## Passage provided
What it's like to be a male in tech, and then a female - derwiki
https://medium.com/i-m-h-o/1a9d60a9e520

======
yogo
This offers some real perspective, but it's still hard to tell how much
confidence, or the lack of, factored into everything. If you don't appear to
be confident about something it can be a turn off. I'm mention that not to
deny sexism but to say that you should always exude confidence.

------
johnbm
The plural of anecdote is not data. Richard Lippa has done studies that show
the more economic freedom and gender equality a country has, the more men and
women choose traditional occupations along gender lines.

It's pretty obvious: in countries where your high paying options are limited
(e.g. eastern Europe or India), you are more likely to go after a career in
STEM, preferring economic success over personal actualization.

Decades of pro equality policy in e.g. Norway or Sweden have not significantly
increased the number of women studying STEM. Government officials say outreach
programs result in a temporary increase in women that drops again after a year
or two.

But if you bring facts or studies with n=200000 respondents to the discussion,
someone like this will dismiss it because she worked with some shitty men
before and generalizes her experience to every woman and man in the industry.

If you see a sexism post on medium, you can be sure it's going to be anecdotal
and utterly US-centric.

## Given records
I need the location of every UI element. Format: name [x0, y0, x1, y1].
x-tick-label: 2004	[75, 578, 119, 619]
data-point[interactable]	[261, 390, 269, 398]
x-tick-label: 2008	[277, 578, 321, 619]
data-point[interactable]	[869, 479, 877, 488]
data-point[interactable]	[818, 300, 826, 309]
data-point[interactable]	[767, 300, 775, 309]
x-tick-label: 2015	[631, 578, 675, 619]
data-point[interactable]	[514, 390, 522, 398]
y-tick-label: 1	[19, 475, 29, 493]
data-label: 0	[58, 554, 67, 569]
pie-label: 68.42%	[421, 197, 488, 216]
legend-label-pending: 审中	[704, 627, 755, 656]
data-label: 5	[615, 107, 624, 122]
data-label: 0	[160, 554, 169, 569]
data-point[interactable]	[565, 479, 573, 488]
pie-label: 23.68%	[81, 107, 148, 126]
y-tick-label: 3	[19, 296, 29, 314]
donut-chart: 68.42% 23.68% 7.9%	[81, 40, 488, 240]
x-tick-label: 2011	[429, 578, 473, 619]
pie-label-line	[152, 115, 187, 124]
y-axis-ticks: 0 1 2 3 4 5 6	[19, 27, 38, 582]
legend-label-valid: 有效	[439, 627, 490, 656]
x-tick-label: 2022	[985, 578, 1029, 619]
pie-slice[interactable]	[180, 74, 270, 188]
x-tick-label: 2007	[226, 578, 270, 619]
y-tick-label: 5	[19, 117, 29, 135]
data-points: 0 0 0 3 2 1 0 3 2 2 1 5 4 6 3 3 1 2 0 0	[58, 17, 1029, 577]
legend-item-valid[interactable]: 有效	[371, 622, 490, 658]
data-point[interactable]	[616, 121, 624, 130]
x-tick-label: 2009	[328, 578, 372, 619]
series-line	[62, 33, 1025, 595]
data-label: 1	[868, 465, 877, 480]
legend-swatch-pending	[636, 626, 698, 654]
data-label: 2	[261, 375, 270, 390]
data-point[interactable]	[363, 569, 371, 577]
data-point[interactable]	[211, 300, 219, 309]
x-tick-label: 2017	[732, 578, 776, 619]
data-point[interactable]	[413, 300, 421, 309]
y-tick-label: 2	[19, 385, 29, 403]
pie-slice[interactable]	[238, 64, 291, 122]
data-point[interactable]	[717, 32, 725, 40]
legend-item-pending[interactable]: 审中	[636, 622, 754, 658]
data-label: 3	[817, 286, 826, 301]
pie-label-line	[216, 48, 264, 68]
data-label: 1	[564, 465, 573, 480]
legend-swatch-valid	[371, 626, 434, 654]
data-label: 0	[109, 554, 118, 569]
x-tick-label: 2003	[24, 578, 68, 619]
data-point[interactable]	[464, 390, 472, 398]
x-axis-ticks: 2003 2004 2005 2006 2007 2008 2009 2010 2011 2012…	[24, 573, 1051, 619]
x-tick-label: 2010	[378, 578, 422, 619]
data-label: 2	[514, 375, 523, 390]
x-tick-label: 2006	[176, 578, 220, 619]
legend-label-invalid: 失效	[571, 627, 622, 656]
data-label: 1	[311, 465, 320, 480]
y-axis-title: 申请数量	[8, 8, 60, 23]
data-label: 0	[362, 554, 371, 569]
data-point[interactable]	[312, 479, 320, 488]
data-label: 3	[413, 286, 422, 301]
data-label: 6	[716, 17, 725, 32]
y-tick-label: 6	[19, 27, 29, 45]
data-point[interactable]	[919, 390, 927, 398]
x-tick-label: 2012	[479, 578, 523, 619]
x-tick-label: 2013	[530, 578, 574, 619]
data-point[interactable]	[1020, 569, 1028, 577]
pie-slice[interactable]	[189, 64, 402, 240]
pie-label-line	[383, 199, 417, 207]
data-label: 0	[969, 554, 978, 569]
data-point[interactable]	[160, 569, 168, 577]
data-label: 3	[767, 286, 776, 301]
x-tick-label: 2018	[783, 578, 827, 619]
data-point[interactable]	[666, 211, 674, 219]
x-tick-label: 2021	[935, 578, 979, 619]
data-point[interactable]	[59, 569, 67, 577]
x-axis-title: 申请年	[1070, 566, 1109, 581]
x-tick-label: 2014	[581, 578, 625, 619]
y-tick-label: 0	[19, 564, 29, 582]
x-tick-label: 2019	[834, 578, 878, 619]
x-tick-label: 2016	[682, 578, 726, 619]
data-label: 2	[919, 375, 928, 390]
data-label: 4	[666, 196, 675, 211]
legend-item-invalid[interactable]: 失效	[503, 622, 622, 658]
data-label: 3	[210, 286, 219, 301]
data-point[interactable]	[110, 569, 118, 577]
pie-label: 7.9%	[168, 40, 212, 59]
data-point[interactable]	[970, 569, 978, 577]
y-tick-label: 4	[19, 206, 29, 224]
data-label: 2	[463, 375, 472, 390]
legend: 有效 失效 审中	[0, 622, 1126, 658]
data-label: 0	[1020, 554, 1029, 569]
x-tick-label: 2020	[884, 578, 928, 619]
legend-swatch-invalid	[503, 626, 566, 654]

## Exercise objective
Name every country or region mentioned in the forum thread about working in tech first as a man and then as a woman.

## Task response
- eastern Europe
- India
- Norway
- Sweden
- US